══ Data extract

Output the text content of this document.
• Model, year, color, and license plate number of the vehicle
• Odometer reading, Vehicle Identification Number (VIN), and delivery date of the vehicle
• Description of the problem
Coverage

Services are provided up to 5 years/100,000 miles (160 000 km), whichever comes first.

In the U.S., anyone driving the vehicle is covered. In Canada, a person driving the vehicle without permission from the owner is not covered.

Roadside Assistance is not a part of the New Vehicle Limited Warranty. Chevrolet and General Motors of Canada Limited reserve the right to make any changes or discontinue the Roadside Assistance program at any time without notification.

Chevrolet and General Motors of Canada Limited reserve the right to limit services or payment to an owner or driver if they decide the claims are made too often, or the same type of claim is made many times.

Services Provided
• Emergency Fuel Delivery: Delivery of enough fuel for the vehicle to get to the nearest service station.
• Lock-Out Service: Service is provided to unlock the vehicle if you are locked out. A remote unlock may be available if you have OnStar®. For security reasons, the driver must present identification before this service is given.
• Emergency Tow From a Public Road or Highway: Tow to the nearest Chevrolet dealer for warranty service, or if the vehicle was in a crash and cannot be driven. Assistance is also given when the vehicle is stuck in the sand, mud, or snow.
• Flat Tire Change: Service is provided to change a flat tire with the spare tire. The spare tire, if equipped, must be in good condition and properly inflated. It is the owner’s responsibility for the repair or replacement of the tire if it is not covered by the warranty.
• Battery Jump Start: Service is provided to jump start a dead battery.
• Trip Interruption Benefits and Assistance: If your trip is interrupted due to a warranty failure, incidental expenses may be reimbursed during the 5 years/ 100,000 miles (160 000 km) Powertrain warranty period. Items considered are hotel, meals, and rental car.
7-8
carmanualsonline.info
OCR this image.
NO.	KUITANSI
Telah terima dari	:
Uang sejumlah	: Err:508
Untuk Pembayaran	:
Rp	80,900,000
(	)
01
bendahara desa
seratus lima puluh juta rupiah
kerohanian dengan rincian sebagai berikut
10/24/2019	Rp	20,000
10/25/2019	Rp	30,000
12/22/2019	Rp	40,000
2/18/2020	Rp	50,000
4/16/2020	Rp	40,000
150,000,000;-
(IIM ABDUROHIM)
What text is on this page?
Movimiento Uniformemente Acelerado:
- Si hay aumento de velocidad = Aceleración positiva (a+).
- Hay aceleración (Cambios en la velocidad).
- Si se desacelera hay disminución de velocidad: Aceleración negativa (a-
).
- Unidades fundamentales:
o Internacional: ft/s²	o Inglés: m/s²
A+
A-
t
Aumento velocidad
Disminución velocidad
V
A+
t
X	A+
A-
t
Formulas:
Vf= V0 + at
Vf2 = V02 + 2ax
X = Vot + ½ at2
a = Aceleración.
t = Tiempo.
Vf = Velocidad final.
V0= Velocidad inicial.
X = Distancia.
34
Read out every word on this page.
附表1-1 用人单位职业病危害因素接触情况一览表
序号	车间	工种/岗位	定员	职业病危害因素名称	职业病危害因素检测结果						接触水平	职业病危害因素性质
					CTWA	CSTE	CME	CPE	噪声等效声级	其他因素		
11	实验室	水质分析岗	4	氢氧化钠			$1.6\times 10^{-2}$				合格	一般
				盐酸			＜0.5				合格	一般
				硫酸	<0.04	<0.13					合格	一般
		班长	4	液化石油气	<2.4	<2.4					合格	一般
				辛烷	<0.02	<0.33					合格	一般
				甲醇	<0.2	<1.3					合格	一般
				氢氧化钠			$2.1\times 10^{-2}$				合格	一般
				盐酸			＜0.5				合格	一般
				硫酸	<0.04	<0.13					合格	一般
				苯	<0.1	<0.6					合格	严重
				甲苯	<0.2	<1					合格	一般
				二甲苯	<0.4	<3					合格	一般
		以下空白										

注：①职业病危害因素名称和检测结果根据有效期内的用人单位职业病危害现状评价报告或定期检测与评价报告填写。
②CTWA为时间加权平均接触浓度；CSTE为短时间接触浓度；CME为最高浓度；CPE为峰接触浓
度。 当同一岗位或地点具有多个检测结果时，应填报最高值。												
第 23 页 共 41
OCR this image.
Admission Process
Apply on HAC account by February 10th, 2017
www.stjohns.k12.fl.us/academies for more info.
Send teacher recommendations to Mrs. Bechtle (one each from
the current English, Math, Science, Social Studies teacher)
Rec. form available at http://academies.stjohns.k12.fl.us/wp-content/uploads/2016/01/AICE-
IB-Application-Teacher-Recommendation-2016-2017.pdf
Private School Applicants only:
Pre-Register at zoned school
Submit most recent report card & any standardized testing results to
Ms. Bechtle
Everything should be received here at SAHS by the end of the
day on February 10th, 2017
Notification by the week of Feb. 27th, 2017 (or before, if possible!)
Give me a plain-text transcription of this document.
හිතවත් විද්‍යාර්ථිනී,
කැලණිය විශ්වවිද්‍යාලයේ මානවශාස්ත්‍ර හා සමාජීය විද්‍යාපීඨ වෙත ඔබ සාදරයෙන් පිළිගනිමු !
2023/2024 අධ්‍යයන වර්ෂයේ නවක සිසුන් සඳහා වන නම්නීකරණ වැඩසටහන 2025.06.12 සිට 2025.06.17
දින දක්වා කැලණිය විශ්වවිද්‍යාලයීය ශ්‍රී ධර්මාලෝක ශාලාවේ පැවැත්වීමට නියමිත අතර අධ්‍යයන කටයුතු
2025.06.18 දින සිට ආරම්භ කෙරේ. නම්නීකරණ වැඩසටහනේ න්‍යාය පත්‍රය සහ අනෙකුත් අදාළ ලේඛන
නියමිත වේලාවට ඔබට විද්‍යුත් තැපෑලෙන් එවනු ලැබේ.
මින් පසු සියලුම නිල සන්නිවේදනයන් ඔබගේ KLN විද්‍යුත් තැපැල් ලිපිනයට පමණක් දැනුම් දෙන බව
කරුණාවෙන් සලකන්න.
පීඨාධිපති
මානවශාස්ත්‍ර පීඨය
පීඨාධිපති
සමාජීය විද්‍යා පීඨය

════

# [Directions for this task]
Give only the number of lines in the data that hold the word "info".

# [Task response]
2